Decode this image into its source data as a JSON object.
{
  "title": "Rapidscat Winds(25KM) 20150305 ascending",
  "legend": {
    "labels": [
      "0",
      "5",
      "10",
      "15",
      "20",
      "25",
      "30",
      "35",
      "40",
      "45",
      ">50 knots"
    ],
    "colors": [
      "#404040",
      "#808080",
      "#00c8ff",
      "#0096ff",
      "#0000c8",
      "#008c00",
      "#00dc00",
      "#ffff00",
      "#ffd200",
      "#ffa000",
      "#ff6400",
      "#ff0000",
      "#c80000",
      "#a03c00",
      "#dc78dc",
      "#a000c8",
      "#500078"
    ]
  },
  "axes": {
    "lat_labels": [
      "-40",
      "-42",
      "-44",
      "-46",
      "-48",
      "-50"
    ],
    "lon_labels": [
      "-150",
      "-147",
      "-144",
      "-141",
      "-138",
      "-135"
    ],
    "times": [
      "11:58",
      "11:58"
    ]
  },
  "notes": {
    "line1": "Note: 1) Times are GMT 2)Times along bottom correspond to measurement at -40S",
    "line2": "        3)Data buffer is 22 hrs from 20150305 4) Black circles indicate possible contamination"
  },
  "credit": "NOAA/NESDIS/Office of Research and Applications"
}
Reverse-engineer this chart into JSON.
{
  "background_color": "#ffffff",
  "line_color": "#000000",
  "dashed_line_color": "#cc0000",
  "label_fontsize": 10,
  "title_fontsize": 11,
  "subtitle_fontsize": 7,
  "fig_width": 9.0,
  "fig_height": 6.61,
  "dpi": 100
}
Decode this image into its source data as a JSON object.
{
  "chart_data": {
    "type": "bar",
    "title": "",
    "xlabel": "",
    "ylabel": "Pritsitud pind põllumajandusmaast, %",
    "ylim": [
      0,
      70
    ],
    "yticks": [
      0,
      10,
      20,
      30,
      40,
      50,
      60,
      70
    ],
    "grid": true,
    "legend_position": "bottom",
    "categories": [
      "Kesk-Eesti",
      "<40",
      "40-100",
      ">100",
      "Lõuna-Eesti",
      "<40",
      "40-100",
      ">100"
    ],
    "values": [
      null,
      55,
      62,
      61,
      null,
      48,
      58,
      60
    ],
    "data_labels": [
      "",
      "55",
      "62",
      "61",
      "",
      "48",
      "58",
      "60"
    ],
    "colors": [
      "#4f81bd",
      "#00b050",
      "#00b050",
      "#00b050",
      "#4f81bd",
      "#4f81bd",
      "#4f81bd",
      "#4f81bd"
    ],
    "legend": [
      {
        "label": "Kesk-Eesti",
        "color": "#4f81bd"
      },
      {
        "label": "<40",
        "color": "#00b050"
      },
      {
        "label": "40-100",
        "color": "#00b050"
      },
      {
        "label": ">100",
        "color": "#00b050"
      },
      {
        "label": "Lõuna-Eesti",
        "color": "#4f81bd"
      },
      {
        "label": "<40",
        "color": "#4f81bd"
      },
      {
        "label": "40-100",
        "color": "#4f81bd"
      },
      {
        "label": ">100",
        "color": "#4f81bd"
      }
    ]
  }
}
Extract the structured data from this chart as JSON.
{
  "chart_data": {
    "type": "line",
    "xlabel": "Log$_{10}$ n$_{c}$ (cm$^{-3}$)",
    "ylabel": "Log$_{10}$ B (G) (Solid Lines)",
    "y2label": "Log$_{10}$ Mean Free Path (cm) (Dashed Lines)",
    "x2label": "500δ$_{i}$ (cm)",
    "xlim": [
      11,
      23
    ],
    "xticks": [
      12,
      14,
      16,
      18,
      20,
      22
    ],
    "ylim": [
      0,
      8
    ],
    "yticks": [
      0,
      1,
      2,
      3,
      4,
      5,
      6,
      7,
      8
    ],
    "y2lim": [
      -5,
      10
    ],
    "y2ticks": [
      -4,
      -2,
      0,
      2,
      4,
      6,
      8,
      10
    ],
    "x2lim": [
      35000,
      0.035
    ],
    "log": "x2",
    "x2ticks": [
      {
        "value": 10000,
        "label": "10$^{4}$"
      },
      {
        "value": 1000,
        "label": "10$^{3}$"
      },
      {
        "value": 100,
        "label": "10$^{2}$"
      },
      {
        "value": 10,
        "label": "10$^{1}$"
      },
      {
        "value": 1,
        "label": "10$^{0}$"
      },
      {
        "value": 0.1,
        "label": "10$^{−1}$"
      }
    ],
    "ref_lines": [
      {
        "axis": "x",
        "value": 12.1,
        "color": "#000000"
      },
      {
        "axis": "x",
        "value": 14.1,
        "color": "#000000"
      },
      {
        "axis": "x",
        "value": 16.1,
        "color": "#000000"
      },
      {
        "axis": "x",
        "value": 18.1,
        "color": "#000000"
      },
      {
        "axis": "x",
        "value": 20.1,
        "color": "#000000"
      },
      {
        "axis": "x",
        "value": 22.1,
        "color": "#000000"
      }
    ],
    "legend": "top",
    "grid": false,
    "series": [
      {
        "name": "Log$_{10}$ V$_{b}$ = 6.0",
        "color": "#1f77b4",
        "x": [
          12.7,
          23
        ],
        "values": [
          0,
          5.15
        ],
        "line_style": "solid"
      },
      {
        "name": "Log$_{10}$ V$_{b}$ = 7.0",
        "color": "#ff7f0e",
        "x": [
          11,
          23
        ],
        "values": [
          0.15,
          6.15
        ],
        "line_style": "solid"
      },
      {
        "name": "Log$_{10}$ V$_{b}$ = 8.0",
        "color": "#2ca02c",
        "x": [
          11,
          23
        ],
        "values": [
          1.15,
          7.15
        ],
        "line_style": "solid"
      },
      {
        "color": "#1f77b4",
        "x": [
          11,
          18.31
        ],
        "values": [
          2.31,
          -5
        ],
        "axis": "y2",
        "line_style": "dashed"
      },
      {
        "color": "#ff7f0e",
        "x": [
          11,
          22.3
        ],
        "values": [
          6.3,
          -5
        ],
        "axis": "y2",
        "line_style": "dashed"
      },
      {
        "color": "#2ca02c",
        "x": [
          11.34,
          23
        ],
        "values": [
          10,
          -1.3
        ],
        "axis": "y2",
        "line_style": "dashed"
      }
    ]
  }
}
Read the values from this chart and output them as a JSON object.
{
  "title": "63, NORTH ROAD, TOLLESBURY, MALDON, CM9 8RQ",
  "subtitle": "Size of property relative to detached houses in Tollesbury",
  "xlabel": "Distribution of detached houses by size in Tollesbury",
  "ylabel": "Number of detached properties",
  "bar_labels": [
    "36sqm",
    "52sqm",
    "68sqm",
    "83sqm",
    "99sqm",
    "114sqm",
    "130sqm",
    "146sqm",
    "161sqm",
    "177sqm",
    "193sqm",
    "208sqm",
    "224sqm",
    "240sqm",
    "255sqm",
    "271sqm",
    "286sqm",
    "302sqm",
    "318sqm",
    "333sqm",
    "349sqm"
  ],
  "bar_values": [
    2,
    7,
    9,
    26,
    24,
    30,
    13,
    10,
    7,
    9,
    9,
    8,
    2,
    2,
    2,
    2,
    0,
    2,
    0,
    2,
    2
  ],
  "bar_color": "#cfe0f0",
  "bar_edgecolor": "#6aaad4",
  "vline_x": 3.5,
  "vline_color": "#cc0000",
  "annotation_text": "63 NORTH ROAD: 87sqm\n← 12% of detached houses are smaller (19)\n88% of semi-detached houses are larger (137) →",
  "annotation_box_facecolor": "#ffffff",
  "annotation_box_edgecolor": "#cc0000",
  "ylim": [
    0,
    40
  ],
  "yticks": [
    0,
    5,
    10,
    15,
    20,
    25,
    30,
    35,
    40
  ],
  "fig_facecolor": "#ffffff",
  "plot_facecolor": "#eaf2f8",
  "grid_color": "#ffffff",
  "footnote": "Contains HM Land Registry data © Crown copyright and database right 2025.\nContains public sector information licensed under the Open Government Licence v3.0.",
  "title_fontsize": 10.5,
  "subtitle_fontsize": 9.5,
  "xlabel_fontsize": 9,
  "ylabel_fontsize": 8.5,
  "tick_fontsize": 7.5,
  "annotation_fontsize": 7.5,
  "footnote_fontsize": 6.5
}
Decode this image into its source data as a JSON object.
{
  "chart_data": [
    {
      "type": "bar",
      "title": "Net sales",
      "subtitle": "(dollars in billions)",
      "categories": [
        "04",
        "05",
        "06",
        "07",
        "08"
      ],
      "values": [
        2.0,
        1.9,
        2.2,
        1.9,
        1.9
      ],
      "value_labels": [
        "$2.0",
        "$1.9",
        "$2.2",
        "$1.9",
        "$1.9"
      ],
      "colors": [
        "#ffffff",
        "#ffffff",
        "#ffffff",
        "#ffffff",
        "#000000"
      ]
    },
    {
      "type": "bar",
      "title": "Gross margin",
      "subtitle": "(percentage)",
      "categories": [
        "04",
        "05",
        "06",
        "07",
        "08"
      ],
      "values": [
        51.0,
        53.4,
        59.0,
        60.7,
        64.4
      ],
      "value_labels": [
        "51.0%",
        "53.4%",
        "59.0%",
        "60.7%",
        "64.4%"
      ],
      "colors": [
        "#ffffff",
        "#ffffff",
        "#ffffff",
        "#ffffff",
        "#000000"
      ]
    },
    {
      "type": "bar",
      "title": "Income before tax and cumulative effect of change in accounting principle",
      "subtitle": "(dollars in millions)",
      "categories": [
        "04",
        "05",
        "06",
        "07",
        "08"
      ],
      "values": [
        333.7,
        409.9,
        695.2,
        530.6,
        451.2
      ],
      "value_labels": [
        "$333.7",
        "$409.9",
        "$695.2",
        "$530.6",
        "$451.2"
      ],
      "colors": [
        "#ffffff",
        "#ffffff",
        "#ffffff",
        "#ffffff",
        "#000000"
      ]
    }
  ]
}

■ ■ ■ ■ ■

Locate the word "from" in the records and collect each line it appears in.

    "line2": "        3)Data buffer is 22 hrs from 20150305 4) Black circles indicate possible contamination"
Extract the structured data from this chart as JSON.
Read the values from this chart and output them as a JSON object.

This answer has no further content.